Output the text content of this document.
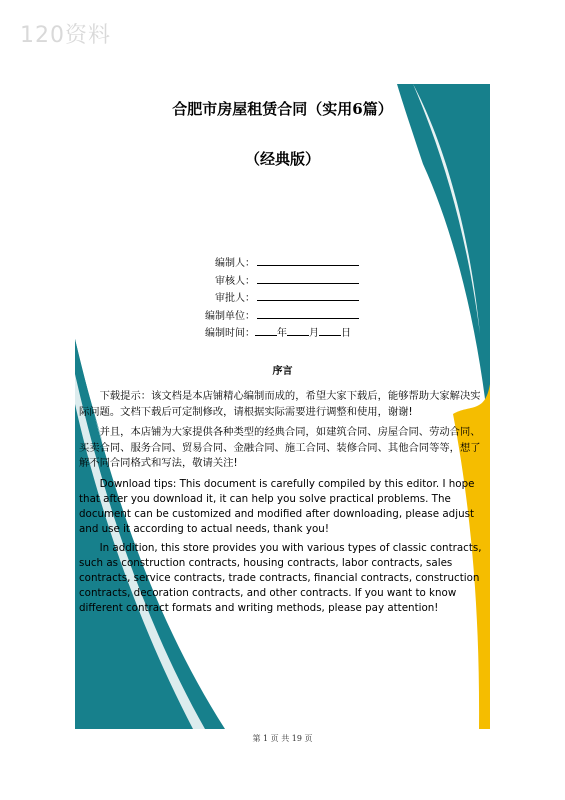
120资料
合肥市房屋租赁合同（实用6篇）
（经典版）
编制人：
审核人：
审批人：
编制单位：
编制时间： 年 月 日
序言

下载提示：该文档是本店铺精心编制而成的，希望大家下载后，能够帮助大家解决实际问题。文档下载后可定制修改，请根据实际需要进行调整和使用，谢谢!

并且，本店铺为大家提供各种类型的经典合同，如建筑合同、房屋合同、劳动合同、买卖合同、服务合同、贸易合同、金融合同、施工合同、装修合同、其他合同等等，想了解不同合同格式和写法，敬请关注!

Download tips: This document is carefully compiled by this editor. I hope that after you download it, it can help you solve practical problems. The document can be customized and modified after downloading, please adjust and use it according to actual needs, thank you!

In addition, this store provides you with various types of classic contracts, such as construction contracts, housing contracts, labor contracts, sales contracts, service contracts, trade contracts, financial contracts, construction contracts, decoration contracts, and other contracts. If you want to know different contract formats and writing methods, please pay attention!

第 1 页 共 19 页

(WRITTEN REQUEST): Repeat the entries exactly. Pictures are excluded from the copy.

(WORKED SOLUTION):
Output the text content of this document.
120资料
合肥市房屋租赁合同（实用6篇）
（经典版）
编制人：
审核人：
审批人：
编制单位：
编制时间： 年 月 日
序言

下载提示：该文档是本店铺精心编制而成的，希望大家下载后，能够帮助大家解决实际问题。文档下载后可定制修改，请根据实际需要进行调整和使用，谢谢!

并且，本店铺为大家提供各种类型的经典合同，如建筑合同、房屋合同、劳动合同、买卖合同、服务合同、贸易合同、金融合同、施工合同、装修合同、其他合同等等，想了解不同合同格式和写法，敬请关注!

Download tips: This document is carefully compiled by this editor. I hope that after you download it, it can help you solve practical problems. The document can be customized and modified after downloading, please adjust and use it according to actual needs, thank you!

In addition, this store provides you with various types of classic contracts, such as construction contracts, housing contracts, labor contracts, sales contracts, service contracts, trade contracts, financial contracts, construction contracts, decoration contracts, and other contracts. If you want to know different contract formats and writing methods, please pay attention!

第 1 页 共 19 页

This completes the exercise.